*** DATA FOR THE TASK
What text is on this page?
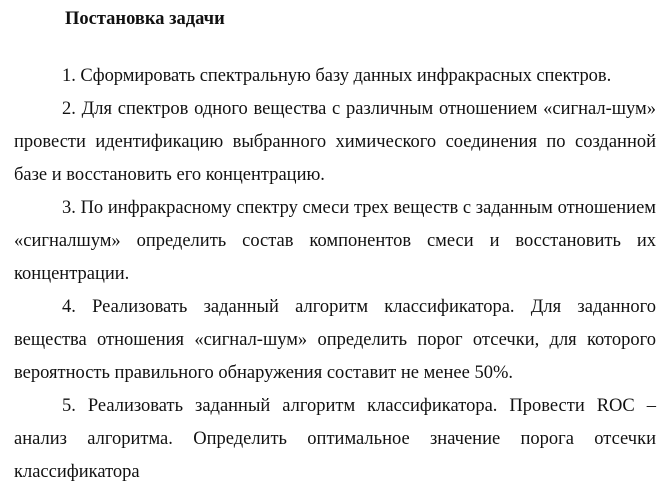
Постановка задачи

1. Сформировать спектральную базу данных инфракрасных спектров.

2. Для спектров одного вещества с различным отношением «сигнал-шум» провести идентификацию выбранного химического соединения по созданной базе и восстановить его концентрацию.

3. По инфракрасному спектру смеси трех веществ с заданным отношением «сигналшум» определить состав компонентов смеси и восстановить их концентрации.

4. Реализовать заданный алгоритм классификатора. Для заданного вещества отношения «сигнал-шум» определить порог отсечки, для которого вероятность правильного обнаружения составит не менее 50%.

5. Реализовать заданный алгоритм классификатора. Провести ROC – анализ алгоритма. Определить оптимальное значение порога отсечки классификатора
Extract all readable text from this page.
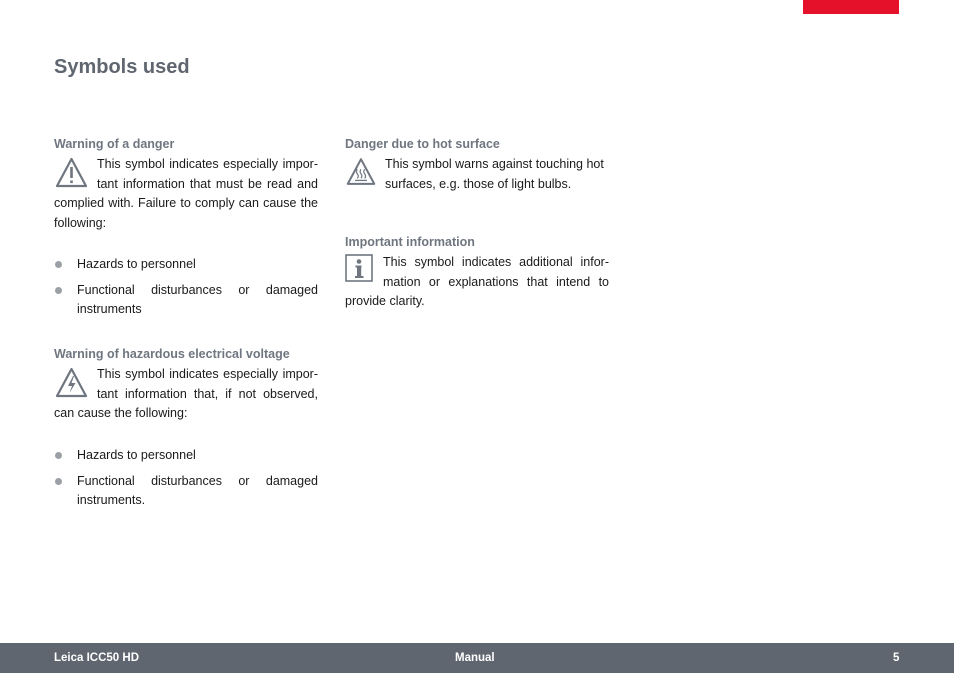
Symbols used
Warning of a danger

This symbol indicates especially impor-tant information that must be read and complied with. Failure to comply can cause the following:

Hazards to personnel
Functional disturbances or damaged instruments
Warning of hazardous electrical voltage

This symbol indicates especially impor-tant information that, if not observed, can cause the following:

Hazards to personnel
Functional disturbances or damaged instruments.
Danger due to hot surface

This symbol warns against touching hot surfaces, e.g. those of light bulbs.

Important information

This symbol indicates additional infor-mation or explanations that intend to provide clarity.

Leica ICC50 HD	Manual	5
******
**PROBLEM STATEMENT:** From the listing, extract all text exactly as given and drop any picture.

**SOLUTION TO THIS TASK:**
What text is on this page?
Постановка задачи

1. Сформировать спектральную базу данных инфракрасных спектров.

2. Для спектров одного вещества с различным отношением «сигнал-шум» провести идентификацию выбранного химического соединения по созданной базе и восстановить его концентрацию.

3. По инфракрасному спектру смеси трех веществ с заданным отношением «сигналшум» определить состав компонентов смеси и восстановить их концентрации.

4. Реализовать заданный алгоритм классификатора. Для заданного вещества отношения «сигнал-шум» определить порог отсечки, для которого вероятность правильного обнаружения составит не менее 50%.

5. Реализовать заданный алгоритм классификатора. Провести ROC – анализ алгоритма. Определить оптимальное значение порога отсечки классификатора
Extract all readable text from this page.
Symbols used
Warning of a danger

This symbol indicates especially impor-tant information that must be read and complied with. Failure to comply can cause the following:

Hazards to personnel
Functional disturbances or damaged instruments
Warning of hazardous electrical voltage

This symbol indicates especially impor-tant information that, if not observed, can cause the following:

Hazards to personnel
Functional disturbances or damaged instruments.
Danger due to hot surface

This symbol warns against touching hot surfaces, e.g. those of light bulbs.

Important information

This symbol indicates additional infor-mation or explanations that intend to provide clarity.

Leica ICC50 HD	Manual	5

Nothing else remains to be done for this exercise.